Work to do —
Lines containing the string "Federal" are to be counted; report only how many there are.

Information provided —
⁂
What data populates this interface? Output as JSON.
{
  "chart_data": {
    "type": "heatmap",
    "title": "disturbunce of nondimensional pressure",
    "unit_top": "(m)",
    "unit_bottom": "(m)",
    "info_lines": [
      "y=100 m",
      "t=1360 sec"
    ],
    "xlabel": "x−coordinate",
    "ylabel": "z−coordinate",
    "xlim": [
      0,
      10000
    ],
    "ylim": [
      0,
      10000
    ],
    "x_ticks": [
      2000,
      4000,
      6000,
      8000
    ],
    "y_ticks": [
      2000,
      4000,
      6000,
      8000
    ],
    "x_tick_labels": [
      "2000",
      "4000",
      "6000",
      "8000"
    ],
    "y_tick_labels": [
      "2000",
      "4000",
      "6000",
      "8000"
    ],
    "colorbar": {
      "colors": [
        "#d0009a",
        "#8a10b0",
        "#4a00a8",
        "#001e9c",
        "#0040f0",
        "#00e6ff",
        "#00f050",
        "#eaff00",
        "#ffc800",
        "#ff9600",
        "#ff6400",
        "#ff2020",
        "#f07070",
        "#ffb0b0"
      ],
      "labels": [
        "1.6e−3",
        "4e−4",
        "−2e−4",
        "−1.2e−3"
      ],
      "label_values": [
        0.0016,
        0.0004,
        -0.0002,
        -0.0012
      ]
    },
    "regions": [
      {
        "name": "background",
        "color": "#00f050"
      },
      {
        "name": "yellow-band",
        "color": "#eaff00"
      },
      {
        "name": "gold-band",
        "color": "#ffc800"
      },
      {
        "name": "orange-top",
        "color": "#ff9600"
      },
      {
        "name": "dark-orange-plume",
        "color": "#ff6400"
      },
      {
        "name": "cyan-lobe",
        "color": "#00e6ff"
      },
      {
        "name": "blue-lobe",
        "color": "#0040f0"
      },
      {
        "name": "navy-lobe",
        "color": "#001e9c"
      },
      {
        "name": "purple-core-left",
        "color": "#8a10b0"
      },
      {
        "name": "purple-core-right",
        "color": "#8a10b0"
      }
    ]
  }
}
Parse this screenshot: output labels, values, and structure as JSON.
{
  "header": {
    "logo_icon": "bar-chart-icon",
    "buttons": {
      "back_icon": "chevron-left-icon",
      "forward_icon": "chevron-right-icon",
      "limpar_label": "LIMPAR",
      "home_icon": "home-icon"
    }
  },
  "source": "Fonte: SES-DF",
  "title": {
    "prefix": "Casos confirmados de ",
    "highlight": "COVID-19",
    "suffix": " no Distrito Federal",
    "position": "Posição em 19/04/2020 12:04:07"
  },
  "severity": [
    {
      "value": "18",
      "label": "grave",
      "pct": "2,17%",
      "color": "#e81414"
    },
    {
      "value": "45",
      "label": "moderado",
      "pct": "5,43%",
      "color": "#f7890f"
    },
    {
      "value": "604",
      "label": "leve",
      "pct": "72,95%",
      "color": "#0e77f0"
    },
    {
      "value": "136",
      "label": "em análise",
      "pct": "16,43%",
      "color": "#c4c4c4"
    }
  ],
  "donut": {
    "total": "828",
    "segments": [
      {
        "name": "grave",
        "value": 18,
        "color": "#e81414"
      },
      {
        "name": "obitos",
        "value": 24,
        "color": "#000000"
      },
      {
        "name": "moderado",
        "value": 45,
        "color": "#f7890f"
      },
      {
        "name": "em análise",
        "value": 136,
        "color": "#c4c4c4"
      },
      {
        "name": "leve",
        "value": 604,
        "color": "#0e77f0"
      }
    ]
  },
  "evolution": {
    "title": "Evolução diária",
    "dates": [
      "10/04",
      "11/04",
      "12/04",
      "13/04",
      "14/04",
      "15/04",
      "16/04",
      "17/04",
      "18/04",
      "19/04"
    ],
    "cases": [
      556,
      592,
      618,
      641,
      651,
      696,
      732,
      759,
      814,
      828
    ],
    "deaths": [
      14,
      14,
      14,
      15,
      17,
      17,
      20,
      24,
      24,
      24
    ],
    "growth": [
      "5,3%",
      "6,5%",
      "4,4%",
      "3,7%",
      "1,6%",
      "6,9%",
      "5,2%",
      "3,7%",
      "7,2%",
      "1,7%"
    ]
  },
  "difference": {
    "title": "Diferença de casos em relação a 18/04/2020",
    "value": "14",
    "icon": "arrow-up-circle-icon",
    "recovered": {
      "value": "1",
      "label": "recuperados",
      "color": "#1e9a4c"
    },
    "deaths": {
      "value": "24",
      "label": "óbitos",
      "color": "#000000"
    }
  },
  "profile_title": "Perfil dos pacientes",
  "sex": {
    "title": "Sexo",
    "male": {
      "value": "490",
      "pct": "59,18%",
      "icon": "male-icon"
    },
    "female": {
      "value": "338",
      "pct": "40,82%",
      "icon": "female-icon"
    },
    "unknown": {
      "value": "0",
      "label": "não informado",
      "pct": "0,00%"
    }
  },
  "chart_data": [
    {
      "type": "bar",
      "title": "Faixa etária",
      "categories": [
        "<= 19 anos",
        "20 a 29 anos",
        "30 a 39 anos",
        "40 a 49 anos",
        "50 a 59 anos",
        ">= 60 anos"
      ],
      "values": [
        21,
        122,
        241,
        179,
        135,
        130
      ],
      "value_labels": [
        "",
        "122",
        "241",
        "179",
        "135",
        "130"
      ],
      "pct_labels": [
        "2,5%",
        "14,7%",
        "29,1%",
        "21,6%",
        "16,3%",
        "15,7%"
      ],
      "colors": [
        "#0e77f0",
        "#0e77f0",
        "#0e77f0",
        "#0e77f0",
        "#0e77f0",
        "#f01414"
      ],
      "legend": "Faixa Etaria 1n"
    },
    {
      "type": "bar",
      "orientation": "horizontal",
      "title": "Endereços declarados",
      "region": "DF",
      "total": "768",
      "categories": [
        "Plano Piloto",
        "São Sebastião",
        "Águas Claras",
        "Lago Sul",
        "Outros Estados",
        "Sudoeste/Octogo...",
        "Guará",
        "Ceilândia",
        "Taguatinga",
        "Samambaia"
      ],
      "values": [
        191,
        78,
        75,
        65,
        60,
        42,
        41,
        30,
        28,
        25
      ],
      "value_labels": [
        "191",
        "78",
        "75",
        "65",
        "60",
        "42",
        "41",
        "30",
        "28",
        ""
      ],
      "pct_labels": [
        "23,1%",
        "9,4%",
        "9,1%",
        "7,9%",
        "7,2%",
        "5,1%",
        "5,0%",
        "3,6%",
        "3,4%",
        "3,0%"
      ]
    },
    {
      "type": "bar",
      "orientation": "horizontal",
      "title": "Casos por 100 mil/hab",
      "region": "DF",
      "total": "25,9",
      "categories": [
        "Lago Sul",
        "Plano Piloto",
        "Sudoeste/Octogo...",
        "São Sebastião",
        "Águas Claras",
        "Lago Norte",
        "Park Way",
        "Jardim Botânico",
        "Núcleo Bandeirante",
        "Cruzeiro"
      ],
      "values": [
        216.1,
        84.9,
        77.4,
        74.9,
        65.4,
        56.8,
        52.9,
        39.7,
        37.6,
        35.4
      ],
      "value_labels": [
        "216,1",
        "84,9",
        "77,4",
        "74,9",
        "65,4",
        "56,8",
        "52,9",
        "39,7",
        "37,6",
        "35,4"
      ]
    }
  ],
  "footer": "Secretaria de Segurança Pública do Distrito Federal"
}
⁂
Result —
2